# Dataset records
──────────

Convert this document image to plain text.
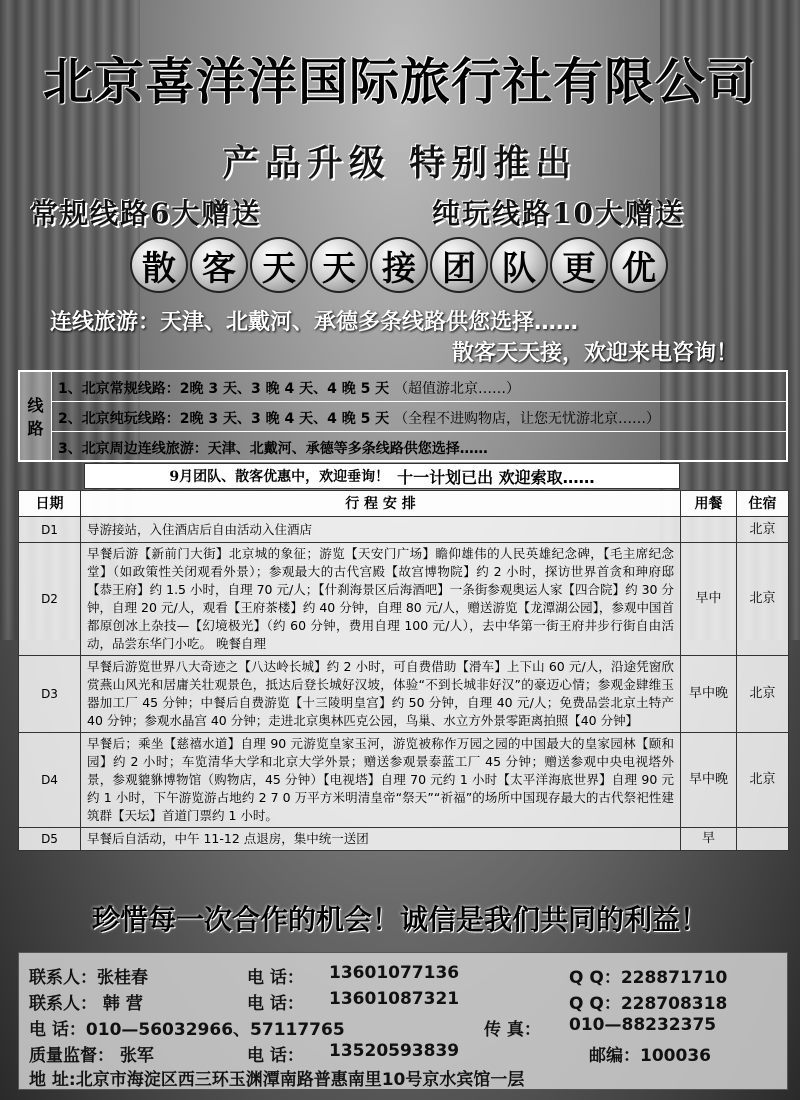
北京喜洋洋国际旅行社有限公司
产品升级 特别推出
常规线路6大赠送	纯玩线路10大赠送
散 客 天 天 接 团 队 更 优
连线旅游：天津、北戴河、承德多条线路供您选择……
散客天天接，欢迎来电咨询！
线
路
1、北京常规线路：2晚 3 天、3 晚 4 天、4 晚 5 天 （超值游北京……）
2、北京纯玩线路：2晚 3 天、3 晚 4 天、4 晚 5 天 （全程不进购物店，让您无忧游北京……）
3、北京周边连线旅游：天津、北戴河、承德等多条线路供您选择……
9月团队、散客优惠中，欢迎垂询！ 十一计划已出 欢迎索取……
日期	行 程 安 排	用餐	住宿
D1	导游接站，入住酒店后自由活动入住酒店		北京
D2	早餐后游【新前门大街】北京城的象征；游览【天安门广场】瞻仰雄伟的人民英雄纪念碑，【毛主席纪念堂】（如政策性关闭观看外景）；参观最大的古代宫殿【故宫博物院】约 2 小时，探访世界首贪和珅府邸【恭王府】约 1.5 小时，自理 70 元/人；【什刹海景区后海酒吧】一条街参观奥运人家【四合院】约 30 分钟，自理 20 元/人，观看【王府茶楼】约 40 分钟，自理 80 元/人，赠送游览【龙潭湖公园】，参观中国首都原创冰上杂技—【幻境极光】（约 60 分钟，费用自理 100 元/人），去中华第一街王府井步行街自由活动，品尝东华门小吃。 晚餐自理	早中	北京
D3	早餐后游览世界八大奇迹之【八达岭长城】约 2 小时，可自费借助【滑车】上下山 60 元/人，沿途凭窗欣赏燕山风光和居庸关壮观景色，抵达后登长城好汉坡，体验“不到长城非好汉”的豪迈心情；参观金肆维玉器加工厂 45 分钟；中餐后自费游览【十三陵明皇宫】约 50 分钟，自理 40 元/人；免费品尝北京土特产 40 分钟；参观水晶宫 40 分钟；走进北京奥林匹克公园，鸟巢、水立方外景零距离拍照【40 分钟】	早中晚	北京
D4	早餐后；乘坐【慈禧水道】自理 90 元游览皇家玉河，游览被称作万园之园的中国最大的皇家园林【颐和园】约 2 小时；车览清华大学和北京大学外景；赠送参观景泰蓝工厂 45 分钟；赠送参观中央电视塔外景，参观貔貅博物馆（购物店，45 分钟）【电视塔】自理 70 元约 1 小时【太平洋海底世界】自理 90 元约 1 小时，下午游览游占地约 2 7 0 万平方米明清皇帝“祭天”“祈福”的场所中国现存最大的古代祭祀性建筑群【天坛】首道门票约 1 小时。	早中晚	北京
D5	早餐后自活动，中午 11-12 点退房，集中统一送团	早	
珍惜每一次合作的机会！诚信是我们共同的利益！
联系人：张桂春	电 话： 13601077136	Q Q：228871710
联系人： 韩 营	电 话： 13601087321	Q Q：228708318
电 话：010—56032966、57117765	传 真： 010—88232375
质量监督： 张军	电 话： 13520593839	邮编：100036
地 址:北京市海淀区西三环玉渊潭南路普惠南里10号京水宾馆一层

──────────

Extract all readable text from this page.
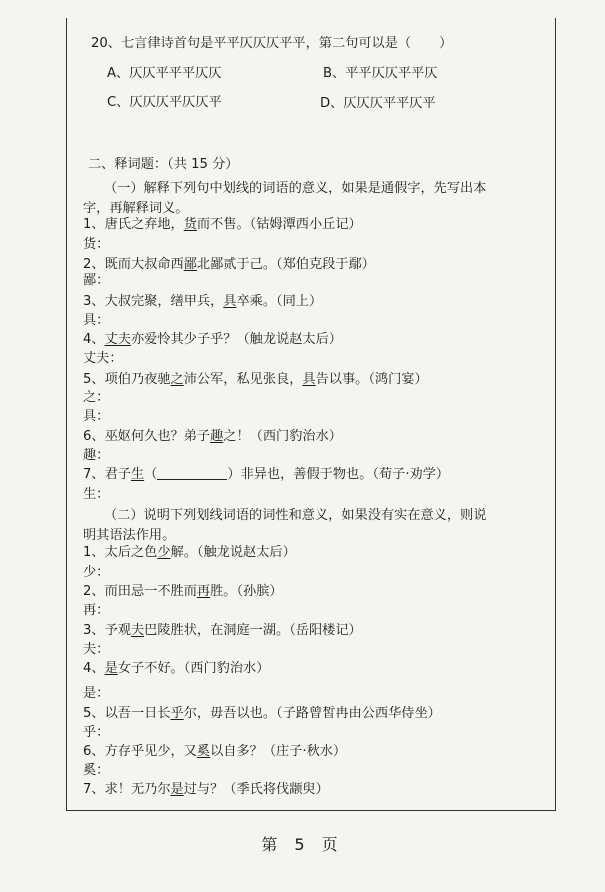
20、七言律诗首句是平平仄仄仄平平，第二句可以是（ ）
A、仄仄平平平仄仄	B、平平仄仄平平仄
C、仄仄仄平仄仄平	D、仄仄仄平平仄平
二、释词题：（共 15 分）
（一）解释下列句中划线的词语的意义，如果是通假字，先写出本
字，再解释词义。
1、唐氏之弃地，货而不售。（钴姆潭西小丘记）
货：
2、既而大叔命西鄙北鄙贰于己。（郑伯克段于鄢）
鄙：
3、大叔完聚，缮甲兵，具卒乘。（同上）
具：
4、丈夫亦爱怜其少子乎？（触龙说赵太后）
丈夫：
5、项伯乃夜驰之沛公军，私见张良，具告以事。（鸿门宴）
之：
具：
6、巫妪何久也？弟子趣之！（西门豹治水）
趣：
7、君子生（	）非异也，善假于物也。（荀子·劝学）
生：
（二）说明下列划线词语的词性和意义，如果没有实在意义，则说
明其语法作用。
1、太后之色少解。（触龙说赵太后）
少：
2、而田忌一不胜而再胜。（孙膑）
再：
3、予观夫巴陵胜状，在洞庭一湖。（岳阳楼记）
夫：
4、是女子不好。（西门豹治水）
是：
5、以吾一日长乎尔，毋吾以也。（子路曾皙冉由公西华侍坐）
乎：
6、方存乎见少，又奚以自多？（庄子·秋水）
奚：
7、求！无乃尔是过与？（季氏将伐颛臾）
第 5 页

──────────

# Aim of the task
Pull out all lines of the data with the string "this".

# Expected output
Convert this document image to plain text.
Extract all readable text from this page.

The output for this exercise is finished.